The entries below are to be written out again without alteration.

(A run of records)
##############################

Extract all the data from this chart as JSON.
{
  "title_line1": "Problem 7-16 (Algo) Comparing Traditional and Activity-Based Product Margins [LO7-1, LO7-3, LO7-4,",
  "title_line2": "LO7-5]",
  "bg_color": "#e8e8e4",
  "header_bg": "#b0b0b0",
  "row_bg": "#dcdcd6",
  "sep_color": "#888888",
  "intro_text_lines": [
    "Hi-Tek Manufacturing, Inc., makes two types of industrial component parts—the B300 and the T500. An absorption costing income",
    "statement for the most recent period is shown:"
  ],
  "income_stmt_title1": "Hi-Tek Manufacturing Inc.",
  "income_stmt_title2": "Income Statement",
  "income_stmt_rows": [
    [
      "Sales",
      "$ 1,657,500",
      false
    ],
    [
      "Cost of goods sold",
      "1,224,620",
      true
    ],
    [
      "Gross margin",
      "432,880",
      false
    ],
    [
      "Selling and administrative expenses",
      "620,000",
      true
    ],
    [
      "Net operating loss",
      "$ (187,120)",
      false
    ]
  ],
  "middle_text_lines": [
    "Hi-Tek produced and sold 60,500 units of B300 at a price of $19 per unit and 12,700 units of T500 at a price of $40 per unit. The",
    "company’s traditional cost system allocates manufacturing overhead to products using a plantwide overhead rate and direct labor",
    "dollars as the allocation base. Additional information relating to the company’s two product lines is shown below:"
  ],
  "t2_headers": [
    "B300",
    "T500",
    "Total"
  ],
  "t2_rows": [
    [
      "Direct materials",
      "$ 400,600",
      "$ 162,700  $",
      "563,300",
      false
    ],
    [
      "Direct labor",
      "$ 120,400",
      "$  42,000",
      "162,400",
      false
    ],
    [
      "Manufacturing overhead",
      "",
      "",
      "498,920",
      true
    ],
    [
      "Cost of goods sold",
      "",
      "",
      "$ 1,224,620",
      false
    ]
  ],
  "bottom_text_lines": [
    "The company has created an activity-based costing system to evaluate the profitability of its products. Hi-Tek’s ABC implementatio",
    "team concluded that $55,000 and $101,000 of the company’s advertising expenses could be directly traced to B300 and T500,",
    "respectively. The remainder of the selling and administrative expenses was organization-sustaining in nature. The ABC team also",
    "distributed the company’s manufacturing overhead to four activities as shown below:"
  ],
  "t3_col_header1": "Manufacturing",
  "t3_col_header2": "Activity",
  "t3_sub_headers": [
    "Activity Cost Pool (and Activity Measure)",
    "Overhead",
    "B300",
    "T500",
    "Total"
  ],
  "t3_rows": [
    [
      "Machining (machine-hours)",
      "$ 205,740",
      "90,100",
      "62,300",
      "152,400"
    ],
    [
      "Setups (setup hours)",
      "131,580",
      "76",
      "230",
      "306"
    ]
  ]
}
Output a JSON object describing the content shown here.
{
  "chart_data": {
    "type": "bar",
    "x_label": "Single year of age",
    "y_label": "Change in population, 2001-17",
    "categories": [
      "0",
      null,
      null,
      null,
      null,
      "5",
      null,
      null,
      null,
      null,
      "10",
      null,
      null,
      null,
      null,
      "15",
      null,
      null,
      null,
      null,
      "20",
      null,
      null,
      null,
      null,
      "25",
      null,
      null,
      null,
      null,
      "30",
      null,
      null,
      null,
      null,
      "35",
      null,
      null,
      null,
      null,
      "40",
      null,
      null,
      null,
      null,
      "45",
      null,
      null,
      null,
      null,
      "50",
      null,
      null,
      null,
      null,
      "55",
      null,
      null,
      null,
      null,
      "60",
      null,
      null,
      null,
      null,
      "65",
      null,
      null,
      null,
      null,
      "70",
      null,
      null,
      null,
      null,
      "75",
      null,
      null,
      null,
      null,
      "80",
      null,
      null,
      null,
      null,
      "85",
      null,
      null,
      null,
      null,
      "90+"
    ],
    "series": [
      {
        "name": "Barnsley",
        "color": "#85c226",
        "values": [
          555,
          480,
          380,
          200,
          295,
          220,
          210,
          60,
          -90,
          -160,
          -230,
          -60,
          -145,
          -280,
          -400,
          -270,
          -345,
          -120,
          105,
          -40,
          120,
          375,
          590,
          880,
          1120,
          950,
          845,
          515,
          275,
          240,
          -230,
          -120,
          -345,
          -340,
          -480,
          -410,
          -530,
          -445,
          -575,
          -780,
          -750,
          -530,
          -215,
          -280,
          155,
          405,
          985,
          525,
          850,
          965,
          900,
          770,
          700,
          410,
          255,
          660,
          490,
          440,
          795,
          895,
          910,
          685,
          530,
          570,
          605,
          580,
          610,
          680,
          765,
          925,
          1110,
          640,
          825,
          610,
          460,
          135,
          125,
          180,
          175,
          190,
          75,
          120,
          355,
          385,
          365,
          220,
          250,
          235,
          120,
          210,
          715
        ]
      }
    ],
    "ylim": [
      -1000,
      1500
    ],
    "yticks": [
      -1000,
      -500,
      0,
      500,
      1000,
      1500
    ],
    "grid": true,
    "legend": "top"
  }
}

##############################

__The answer__.
Extract all the data from this chart as JSON.
{
  "title_line1": "Problem 7-16 (Algo) Comparing Traditional and Activity-Based Product Margins [LO7-1, LO7-3, LO7-4,",
  "title_line2": "LO7-5]",
  "bg_color": "#e8e8e4",
  "header_bg": "#b0b0b0",
  "row_bg": "#dcdcd6",
  "sep_color": "#888888",
  "intro_text_lines": [
    "Hi-Tek Manufacturing, Inc., makes two types of industrial component parts—the B300 and the T500. An absorption costing income",
    "statement for the most recent period is shown:"
  ],
  "income_stmt_title1": "Hi-Tek Manufacturing Inc.",
  "income_stmt_title2": "Income Statement",
  "income_stmt_rows": [
    [
      "Sales",
      "$ 1,657,500",
      false
    ],
    [
      "Cost of goods sold",
      "1,224,620",
      true
    ],
    [
      "Gross margin",
      "432,880",
      false
    ],
    [
      "Selling and administrative expenses",
      "620,000",
      true
    ],
    [
      "Net operating loss",
      "$ (187,120)",
      false
    ]
  ],
  "middle_text_lines": [
    "Hi-Tek produced and sold 60,500 units of B300 at a price of $19 per unit and 12,700 units of T500 at a price of $40 per unit. The",
    "company’s traditional cost system allocates manufacturing overhead to products using a plantwide overhead rate and direct labor",
    "dollars as the allocation base. Additional information relating to the company’s two product lines is shown below:"
  ],
  "t2_headers": [
    "B300",
    "T500",
    "Total"
  ],
  "t2_rows": [
    [
      "Direct materials",
      "$ 400,600",
      "$ 162,700  $",
      "563,300",
      false
    ],
    [
      "Direct labor",
      "$ 120,400",
      "$  42,000",
      "162,400",
      false
    ],
    [
      "Manufacturing overhead",
      "",
      "",
      "498,920",
      true
    ],
    [
      "Cost of goods sold",
      "",
      "",
      "$ 1,224,620",
      false
    ]
  ],
  "bottom_text_lines": [
    "The company has created an activity-based costing system to evaluate the profitability of its products. Hi-Tek’s ABC implementatio",
    "team concluded that $55,000 and $101,000 of the company’s advertising expenses could be directly traced to B300 and T500,",
    "respectively. The remainder of the selling and administrative expenses was organization-sustaining in nature. The ABC team also",
    "distributed the company’s manufacturing overhead to four activities as shown below:"
  ],
  "t3_col_header1": "Manufacturing",
  "t3_col_header2": "Activity",
  "t3_sub_headers": [
    "Activity Cost Pool (and Activity Measure)",
    "Overhead",
    "B300",
    "T500",
    "Total"
  ],
  "t3_rows": [
    [
      "Machining (machine-hours)",
      "$ 205,740",
      "90,100",
      "62,300",
      "152,400"
    ],
    [
      "Setups (setup hours)",
      "131,580",
      "76",
      "230",
      "306"
    ]
  ]
}
Output a JSON object describing the content shown here.
{
  "chart_data": {
    "type": "bar",
    "x_label": "Single year of age",
    "y_label": "Change in population, 2001-17",
    "categories": [
      "0",
      null,
      null,
      null,
      null,
      "5",
      null,
      null,
      null,
      null,
      "10",
      null,
      null,
      null,
      null,
      "15",
      null,
      null,
      null,
      null,
      "20",
      null,
      null,
      null,
      null,
      "25",
      null,
      null,
      null,
      null,
      "30",
      null,
      null,
      null,
      null,
      "35",
      null,
      null,
      null,
      null,
      "40",
      null,
      null,
      null,
      null,
      "45",
      null,
      null,
      null,
      null,
      "50",
      null,
      null,
      null,
      null,
      "55",
      null,
      null,
      null,
      null,
      "60",
      null,
      null,
      null,
      null,
      "65",
      null,
      null,
      null,
      null,
      "70",
      null,
      null,
      null,
      null,
      "75",
      null,
      null,
      null,
      null,
      "80",
      null,
      null,
      null,
      null,
      "85",
      null,
      null,
      null,
      null,
      "90+"
    ],
    "series": [
      {
        "name": "Barnsley",
        "color": "#85c226",
        "values": [
          555,
          480,
          380,
          200,
          295,
          220,
          210,
          60,
          -90,
          -160,
          -230,
          -60,
          -145,
          -280,
          -400,
          -270,
          -345,
          -120,
          105,
          -40,
          120,
          375,
          590,
          880,
          1120,
          950,
          845,
          515,
          275,
          240,
          -230,
          -120,
          -345,
          -340,
          -480,
          -410,
          -530,
          -445,
          -575,
          -780,
          -750,
          -530,
          -215,
          -280,
          155,
          405,
          985,
          525,
          850,
          965,
          900,
          770,
          700,
          410,
          255,
          660,
          490,
          440,
          795,
          895,
          910,
          685,
          530,
          570,
          605,
          580,
          610,
          680,
          765,
          925,
          1110,
          640,
          825,
          610,
          460,
          135,
          125,
          180,
          175,
          190,
          75,
          120,
          355,
          385,
          365,
          220,
          250,
          235,
          120,
          210,
          715
        ]
      }
    ],
    "ylim": [
      -1000,
      1500
    ],
    "yticks": [
      -1000,
      -500,
      0,
      500,
      1000,
      1500
    ],
    "grid": true,
    "legend": "top"
  }
}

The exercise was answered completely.